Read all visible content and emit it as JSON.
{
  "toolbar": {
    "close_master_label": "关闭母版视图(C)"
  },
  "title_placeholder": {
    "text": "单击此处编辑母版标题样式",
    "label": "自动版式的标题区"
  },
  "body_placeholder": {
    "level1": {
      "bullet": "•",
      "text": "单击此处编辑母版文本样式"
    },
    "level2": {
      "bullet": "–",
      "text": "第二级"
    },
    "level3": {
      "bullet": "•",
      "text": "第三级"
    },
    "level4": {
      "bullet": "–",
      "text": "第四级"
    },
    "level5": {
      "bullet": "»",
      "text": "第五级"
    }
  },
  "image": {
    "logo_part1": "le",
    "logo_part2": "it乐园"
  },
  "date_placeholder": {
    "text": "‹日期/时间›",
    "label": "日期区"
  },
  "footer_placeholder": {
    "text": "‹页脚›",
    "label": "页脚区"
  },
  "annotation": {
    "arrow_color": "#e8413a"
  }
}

====

In the records above, how many lines contain the string "text"? State that number only.

8